» **EXERCISE INSTRUCTIONS**
Each record that follows should be repeated exactly, minus any images.

START

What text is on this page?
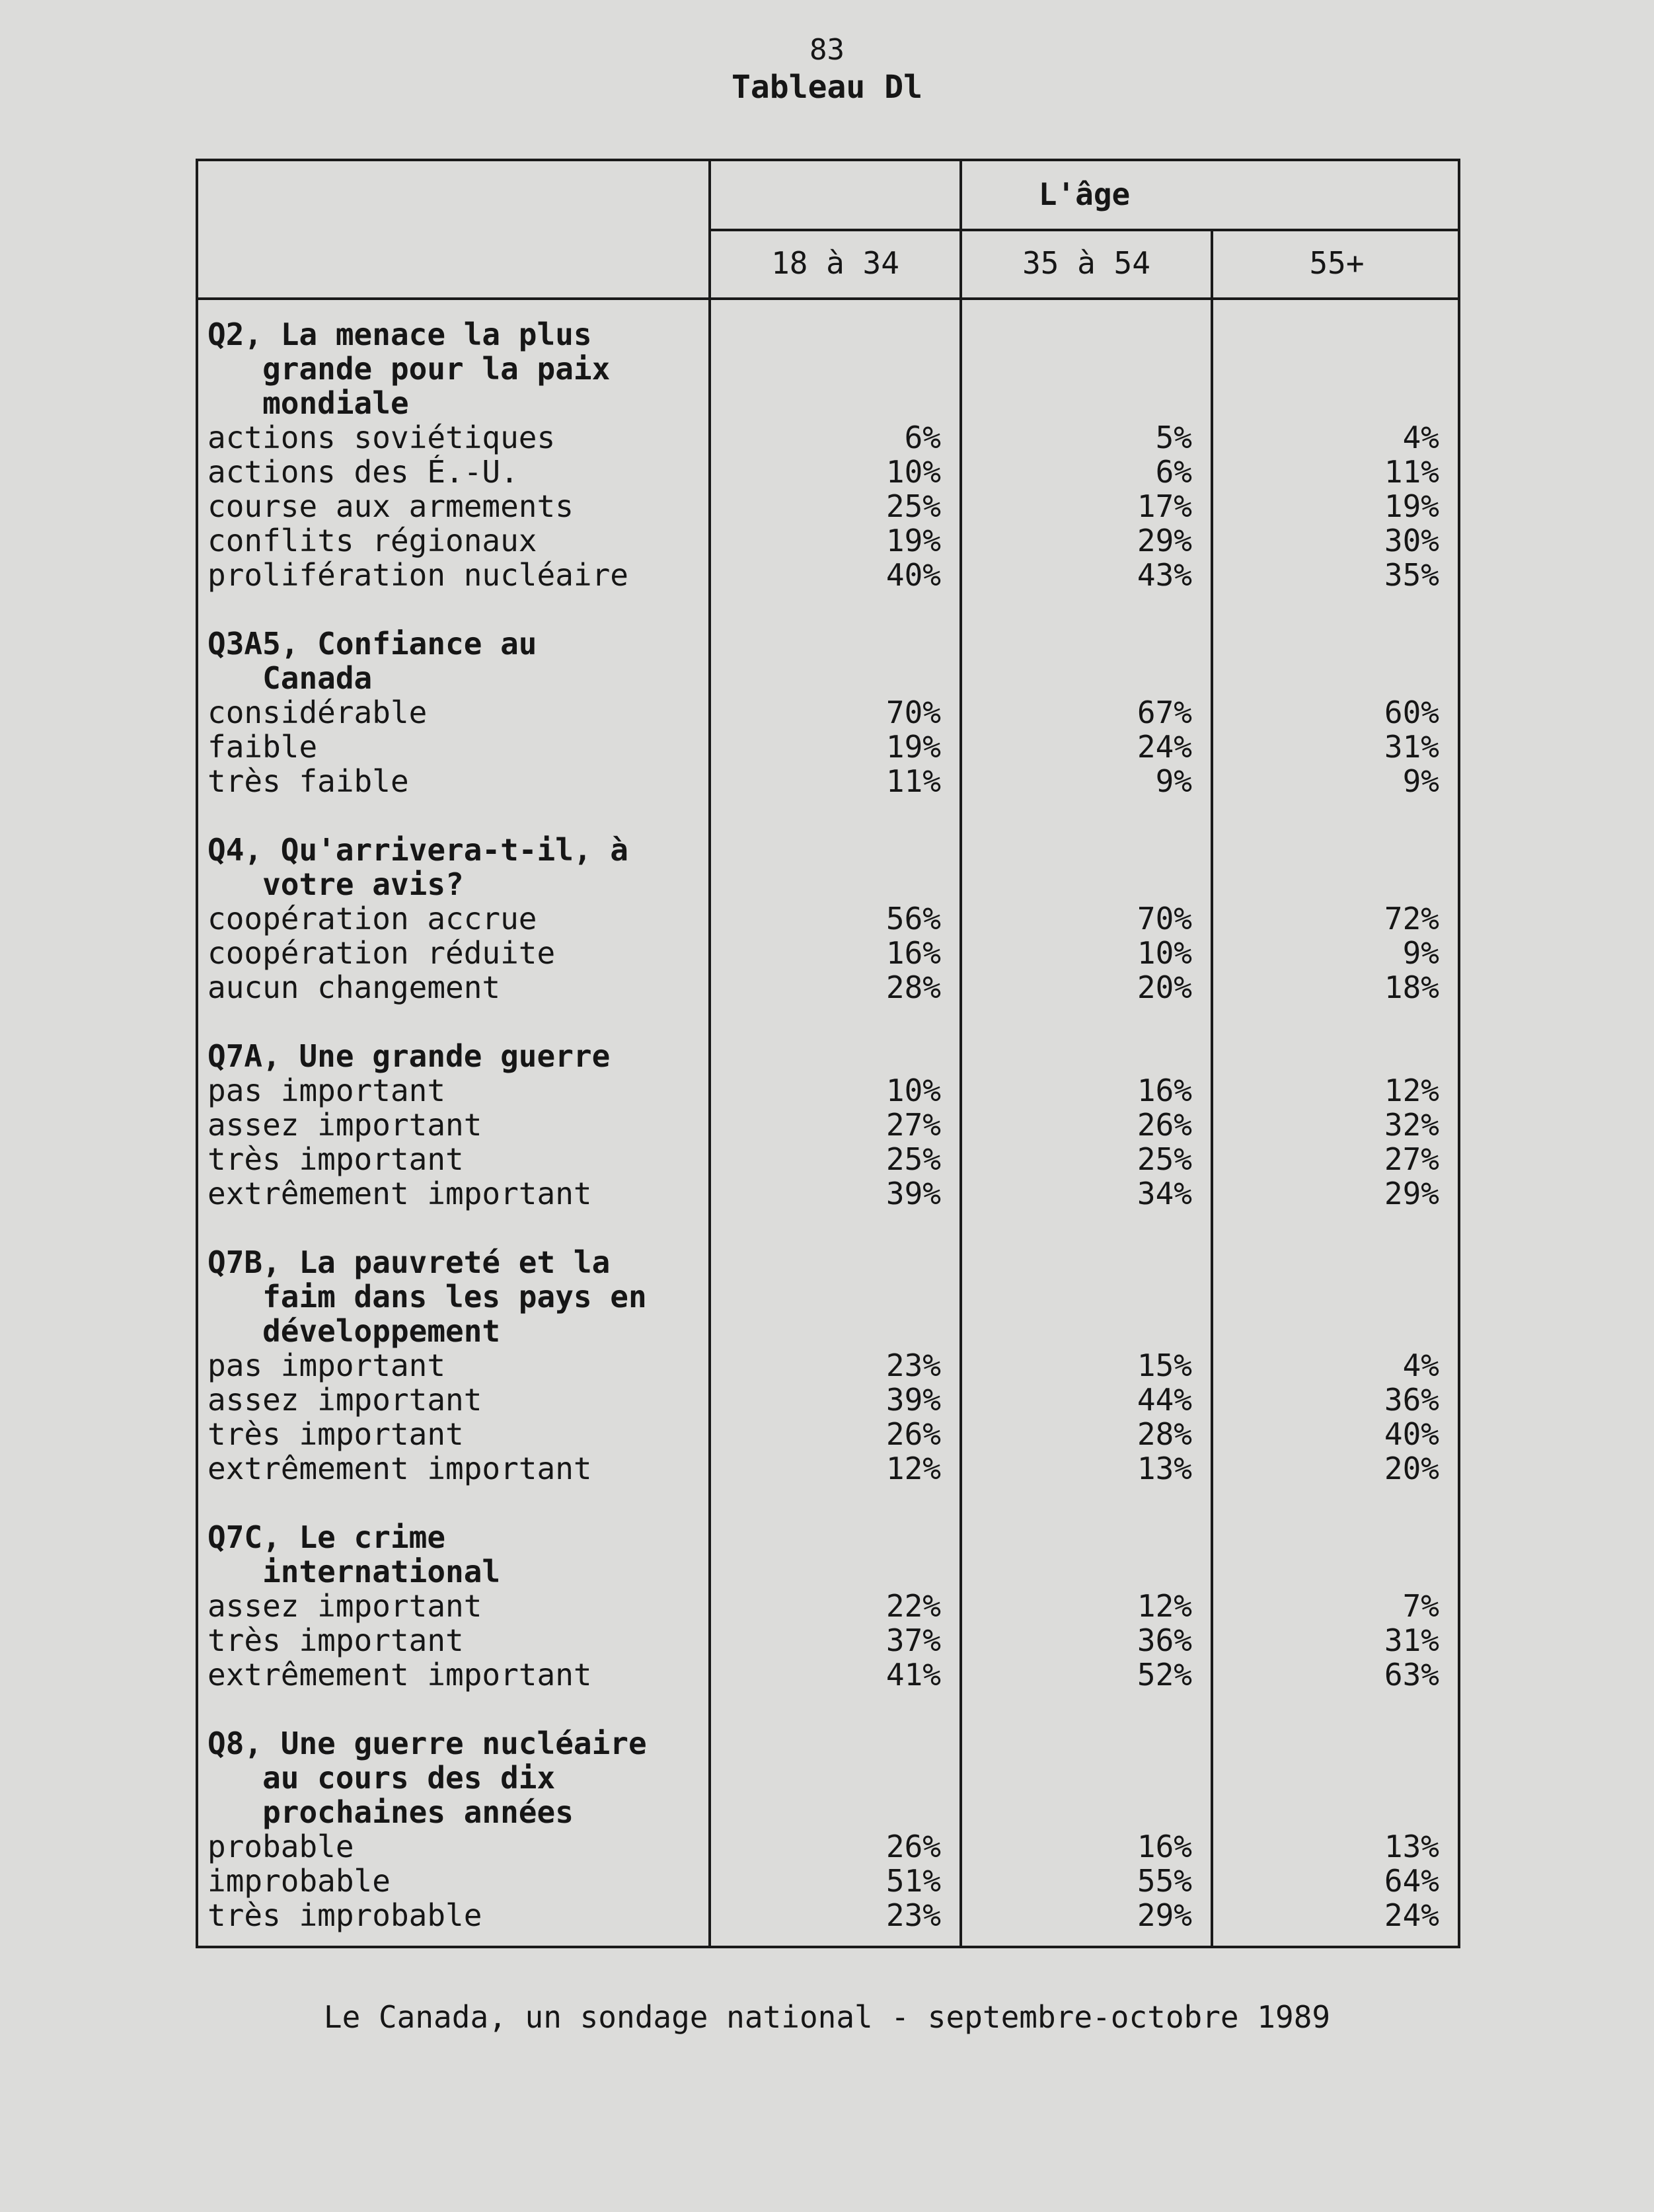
83
Tableau Dl
L'âge
18 à 34	35 à 54	55+
Q2, La menace la plus
grande pour la paix
mondiale
actions soviétiques	6%	5%	4%
actions des É.-U.	10%	6%	11%
course aux armements	25%	17%	19%
conflits régionaux	19%	29%	30%
prolifération nucléaire	40%	43%	35%
Q3A5, Confiance au
Canada
considérable	70%	67%	60%
faible	19%	24%	31%
très faible	11%	9%	9%
Q4, Qu'arrivera-t-il, à
votre avis?
coopération accrue	56%	70%	72%
coopération réduite	16%	10%	9%
aucun changement	28%	20%	18%
Q7A, Une grande guerre
pas important	10%	16%	12%
assez important	27%	26%	32%
très important	25%	25%	27%
extrêmement important	39%	34%	29%
Q7B, La pauvreté et la
faim dans les pays en
développement
pas important	23%	15%	4%
assez important	39%	44%	36%
très important	26%	28%	40%
extrêmement important	12%	13%	20%
Q7C, Le crime
international
assez important	22%	12%	7%
très important	37%	36%	31%
extrêmement important	41%	52%	63%
Q8, Une guerre nucléaire
au cours des dix
prochaines années
probable	26%	16%	13%
improbable	51%	55%	64%
très improbable	23%	29%	24%
Le Canada, un sondage national - septembre-octobre 1989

END

» **OUTPUT OF THE EXERCISE**
What text is on this page?
83
Tableau Dl
L'âge
18 à 34	35 à 54	55+
Q2, La menace la plus
grande pour la paix
mondiale
actions soviétiques	6%	5%	4%
actions des É.-U.	10%	6%	11%
course aux armements	25%	17%	19%
conflits régionaux	19%	29%	30%
prolifération nucléaire	40%	43%	35%
Q3A5, Confiance au
Canada
considérable	70%	67%	60%
faible	19%	24%	31%
très faible	11%	9%	9%
Q4, Qu'arrivera-t-il, à
votre avis?
coopération accrue	56%	70%	72%
coopération réduite	16%	10%	9%
aucun changement	28%	20%	18%
Q7A, Une grande guerre
pas important	10%	16%	12%
assez important	27%	26%	32%
très important	25%	25%	27%
extrêmement important	39%	34%	29%
Q7B, La pauvreté et la
faim dans les pays en
développement
pas important	23%	15%	4%
assez important	39%	44%	36%
très important	26%	28%	40%
extrêmement important	12%	13%	20%
Q7C, Le crime
international
assez important	22%	12%	7%
très important	37%	36%	31%
extrêmement important	41%	52%	63%
Q8, Une guerre nucléaire
au cours des dix
prochaines années
probable	26%	16%	13%
improbable	51%	55%	64%
très improbable	23%	29%	24%
Le Canada, un sondage national - septembre-octobre 1989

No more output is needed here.